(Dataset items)
· · · · · · ·

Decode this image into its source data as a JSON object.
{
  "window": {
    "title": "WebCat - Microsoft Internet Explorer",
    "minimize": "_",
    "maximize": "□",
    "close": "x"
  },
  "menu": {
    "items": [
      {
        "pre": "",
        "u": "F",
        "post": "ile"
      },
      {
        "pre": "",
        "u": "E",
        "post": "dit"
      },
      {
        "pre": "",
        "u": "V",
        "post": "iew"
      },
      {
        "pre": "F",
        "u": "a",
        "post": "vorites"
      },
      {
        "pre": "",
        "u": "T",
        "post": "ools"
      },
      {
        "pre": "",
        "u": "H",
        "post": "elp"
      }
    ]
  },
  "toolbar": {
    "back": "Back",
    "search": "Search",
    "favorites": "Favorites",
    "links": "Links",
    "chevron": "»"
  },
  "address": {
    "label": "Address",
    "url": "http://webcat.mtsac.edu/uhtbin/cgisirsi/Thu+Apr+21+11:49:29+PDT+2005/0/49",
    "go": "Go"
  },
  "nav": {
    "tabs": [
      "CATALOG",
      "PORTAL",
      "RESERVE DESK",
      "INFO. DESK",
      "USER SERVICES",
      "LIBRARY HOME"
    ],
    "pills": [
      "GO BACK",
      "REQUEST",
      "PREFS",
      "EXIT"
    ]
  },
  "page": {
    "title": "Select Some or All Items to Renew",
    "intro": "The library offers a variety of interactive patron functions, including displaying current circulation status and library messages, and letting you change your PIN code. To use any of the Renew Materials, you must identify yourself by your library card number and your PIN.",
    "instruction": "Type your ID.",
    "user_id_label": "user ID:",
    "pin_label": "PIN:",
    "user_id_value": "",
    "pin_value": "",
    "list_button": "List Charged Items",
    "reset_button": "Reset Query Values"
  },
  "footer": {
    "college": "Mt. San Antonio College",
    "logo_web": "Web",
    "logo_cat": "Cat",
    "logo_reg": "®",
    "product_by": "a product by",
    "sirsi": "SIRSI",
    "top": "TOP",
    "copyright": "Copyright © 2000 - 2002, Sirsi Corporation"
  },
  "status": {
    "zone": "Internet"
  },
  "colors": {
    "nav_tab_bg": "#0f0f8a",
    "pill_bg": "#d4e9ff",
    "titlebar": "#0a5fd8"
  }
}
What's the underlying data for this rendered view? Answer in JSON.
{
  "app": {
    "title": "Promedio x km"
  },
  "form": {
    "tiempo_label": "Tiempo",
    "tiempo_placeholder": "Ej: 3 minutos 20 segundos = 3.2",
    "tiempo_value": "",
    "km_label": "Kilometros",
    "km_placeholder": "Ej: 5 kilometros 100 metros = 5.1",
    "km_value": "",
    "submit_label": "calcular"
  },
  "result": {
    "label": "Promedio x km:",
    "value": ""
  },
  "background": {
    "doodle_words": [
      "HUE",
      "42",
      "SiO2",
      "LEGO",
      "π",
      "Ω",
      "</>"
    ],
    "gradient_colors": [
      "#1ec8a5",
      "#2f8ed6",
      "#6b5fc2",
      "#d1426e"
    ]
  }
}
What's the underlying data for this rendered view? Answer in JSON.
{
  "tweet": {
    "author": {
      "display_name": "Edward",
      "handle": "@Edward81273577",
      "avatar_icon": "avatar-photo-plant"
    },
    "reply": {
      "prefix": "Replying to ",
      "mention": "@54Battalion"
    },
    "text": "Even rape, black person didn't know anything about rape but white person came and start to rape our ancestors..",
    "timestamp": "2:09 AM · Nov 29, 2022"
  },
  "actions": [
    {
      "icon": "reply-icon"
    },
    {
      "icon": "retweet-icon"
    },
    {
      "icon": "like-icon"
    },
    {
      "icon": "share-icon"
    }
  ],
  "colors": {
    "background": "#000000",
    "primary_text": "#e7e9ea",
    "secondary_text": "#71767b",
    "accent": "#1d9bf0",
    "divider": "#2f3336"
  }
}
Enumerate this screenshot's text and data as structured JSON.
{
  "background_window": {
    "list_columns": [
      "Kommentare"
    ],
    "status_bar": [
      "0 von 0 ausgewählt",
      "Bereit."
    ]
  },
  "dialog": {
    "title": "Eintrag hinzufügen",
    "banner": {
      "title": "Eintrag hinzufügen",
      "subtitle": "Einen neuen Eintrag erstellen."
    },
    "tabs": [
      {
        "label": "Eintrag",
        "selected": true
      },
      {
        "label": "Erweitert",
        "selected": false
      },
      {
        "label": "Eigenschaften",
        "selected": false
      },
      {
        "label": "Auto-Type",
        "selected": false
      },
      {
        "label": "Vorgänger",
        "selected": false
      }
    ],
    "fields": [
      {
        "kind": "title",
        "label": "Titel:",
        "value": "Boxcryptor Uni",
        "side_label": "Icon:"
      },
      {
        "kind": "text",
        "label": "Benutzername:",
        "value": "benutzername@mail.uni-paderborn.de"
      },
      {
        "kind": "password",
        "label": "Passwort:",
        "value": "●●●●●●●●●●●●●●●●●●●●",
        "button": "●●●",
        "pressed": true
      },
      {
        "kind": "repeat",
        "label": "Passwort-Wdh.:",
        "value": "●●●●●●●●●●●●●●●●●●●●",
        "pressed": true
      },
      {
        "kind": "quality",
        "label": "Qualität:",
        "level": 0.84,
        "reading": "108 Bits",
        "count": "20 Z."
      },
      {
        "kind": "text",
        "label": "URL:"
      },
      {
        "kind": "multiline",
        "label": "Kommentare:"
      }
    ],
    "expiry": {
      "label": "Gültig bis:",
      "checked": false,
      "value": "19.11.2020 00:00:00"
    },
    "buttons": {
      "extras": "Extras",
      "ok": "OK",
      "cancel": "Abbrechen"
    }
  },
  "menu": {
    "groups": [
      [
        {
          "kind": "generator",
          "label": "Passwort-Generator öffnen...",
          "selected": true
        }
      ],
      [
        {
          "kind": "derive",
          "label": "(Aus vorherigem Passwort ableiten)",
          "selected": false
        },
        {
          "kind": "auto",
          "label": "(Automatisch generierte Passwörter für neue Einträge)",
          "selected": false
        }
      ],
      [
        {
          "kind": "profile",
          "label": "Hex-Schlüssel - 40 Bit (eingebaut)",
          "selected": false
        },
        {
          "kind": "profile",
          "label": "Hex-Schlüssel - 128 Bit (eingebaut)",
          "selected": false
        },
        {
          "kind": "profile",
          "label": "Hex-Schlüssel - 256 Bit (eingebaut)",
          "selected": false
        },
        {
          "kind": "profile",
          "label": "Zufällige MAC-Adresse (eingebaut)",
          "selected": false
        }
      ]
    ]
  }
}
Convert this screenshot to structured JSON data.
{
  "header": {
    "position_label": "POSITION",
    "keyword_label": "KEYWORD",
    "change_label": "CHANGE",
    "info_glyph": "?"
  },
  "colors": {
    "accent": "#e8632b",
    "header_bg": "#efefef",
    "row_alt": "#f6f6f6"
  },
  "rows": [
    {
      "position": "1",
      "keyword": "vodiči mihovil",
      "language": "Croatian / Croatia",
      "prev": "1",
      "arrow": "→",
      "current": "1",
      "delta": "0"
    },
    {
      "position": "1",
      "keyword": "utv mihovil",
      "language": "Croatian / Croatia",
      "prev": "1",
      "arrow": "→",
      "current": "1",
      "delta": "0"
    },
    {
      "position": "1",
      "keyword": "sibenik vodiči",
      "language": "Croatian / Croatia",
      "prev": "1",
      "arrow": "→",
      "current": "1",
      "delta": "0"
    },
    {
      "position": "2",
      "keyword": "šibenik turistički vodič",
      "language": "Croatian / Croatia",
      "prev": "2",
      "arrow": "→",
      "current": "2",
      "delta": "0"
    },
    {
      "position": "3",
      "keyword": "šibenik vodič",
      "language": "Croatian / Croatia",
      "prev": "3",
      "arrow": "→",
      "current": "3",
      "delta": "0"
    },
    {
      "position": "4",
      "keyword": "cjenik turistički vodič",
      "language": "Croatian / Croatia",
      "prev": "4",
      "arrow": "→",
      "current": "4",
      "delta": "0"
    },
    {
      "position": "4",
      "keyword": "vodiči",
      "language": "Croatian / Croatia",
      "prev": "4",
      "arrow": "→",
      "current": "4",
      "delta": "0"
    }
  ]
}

· · · · · · ·

▶ **Your objective**: Collect each line containing the string "screenshot".

▶ **Task solution**:
Enumerate this screenshot's text and data as structured JSON.
Convert this screenshot to structured JSON data.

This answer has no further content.